__WRITTEN TASK__.
Reproduce all records verbatim.
┌──
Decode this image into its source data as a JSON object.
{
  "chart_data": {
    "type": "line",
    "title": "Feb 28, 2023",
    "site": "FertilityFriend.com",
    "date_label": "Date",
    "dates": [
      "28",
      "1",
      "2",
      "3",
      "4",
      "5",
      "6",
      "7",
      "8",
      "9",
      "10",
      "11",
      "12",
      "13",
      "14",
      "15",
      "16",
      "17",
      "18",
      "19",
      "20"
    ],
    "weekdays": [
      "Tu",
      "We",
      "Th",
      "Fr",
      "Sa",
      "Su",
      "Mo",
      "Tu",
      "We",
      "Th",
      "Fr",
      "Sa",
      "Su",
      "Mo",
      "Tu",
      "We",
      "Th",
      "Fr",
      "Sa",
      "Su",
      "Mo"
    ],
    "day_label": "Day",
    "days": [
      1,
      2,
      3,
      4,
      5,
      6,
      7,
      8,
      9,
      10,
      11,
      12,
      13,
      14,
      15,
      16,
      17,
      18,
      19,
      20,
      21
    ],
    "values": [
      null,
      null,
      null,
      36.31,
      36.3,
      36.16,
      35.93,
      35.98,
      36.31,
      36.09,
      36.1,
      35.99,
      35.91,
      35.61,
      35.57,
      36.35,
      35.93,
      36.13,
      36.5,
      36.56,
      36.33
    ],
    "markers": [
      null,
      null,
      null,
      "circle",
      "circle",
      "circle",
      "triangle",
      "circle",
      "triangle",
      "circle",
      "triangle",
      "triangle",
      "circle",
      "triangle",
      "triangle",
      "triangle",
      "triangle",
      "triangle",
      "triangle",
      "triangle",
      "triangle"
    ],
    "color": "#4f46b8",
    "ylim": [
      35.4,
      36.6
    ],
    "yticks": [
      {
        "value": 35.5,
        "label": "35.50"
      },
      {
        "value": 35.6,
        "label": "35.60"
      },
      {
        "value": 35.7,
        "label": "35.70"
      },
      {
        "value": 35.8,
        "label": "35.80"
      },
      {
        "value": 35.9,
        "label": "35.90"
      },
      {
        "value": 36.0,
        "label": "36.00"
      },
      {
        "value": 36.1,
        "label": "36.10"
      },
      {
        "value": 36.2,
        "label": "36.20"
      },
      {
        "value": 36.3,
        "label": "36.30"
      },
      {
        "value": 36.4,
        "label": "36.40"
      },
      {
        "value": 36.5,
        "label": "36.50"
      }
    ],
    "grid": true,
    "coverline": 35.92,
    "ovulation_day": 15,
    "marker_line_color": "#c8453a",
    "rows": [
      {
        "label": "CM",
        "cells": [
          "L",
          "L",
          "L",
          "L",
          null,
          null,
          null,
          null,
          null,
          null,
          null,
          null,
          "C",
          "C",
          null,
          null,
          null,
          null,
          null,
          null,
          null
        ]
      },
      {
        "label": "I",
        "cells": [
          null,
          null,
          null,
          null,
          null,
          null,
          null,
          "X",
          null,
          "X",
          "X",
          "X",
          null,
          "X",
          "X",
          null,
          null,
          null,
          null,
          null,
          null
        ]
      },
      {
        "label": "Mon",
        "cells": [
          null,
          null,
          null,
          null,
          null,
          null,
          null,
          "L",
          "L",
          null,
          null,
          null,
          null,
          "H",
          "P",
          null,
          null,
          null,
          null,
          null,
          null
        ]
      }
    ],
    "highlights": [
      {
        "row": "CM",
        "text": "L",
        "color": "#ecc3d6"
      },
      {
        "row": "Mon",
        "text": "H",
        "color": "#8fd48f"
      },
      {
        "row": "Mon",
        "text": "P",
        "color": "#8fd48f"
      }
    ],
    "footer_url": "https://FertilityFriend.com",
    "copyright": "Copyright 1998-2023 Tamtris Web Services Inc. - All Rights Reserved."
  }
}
└──
__PROBLEM SOLUTION__.
Decode this image into its source data as a JSON object.
{
  "chart_data": {
    "type": "line",
    "title": "Feb 28, 2023",
    "site": "FertilityFriend.com",
    "date_label": "Date",
    "dates": [
      "28",
      "1",
      "2",
      "3",
      "4",
      "5",
      "6",
      "7",
      "8",
      "9",
      "10",
      "11",
      "12",
      "13",
      "14",
      "15",
      "16",
      "17",
      "18",
      "19",
      "20"
    ],
    "weekdays": [
      "Tu",
      "We",
      "Th",
      "Fr",
      "Sa",
      "Su",
      "Mo",
      "Tu",
      "We",
      "Th",
      "Fr",
      "Sa",
      "Su",
      "Mo",
      "Tu",
      "We",
      "Th",
      "Fr",
      "Sa",
      "Su",
      "Mo"
    ],
    "day_label": "Day",
    "days": [
      1,
      2,
      3,
      4,
      5,
      6,
      7,
      8,
      9,
      10,
      11,
      12,
      13,
      14,
      15,
      16,
      17,
      18,
      19,
      20,
      21
    ],
    "values": [
      null,
      null,
      null,
      36.31,
      36.3,
      36.16,
      35.93,
      35.98,
      36.31,
      36.09,
      36.1,
      35.99,
      35.91,
      35.61,
      35.57,
      36.35,
      35.93,
      36.13,
      36.5,
      36.56,
      36.33
    ],
    "markers": [
      null,
      null,
      null,
      "circle",
      "circle",
      "circle",
      "triangle",
      "circle",
      "triangle",
      "circle",
      "triangle",
      "triangle",
      "circle",
      "triangle",
      "triangle",
      "triangle",
      "triangle",
      "triangle",
      "triangle",
      "triangle",
      "triangle"
    ],
    "color": "#4f46b8",
    "ylim": [
      35.4,
      36.6
    ],
    "yticks": [
      {
        "value": 35.5,
        "label": "35.50"
      },
      {
        "value": 35.6,
        "label": "35.60"
      },
      {
        "value": 35.7,
        "label": "35.70"
      },
      {
        "value": 35.8,
        "label": "35.80"
      },
      {
        "value": 35.9,
        "label": "35.90"
      },
      {
        "value": 36.0,
        "label": "36.00"
      },
      {
        "value": 36.1,
        "label": "36.10"
      },
      {
        "value": 36.2,
        "label": "36.20"
      },
      {
        "value": 36.3,
        "label": "36.30"
      },
      {
        "value": 36.4,
        "label": "36.40"
      },
      {
        "value": 36.5,
        "label": "36.50"
      }
    ],
    "grid": true,
    "coverline": 35.92,
    "ovulation_day": 15,
    "marker_line_color": "#c8453a",
    "rows": [
      {
        "label": "CM",
        "cells": [
          "L",
          "L",
          "L",
          "L",
          null,
          null,
          null,
          null,
          null,
          null,
          null,
          null,
          "C",
          "C",
          null,
          null,
          null,
          null,
          null,
          null,
          null
        ]
      },
      {
        "label": "I",
        "cells": [
          null,
          null,
          null,
          null,
          null,
          null,
          null,
          "X",
          null,
          "X",
          "X",
          "X",
          null,
          "X",
          "X",
          null,
          null,
          null,
          null,
          null,
          null
        ]
      },
      {
        "label": "Mon",
        "cells": [
          null,
          null,
          null,
          null,
          null,
          null,
          null,
          "L",
          "L",
          null,
          null,
          null,
          null,
          "H",
          "P",
          null,
          null,
          null,
          null,
          null,
          null
        ]
      }
    ],
    "highlights": [
      {
        "row": "CM",
        "text": "L",
        "color": "#ecc3d6"
      },
      {
        "row": "Mon",
        "text": "H",
        "color": "#8fd48f"
      },
      {
        "row": "Mon",
        "text": "P",
        "color": "#8fd48f"
      }
    ],
    "footer_url": "https://FertilityFriend.com",
    "copyright": "Copyright 1998-2023 Tamtris Web Services Inc. - All Rights Reserved."
  }
}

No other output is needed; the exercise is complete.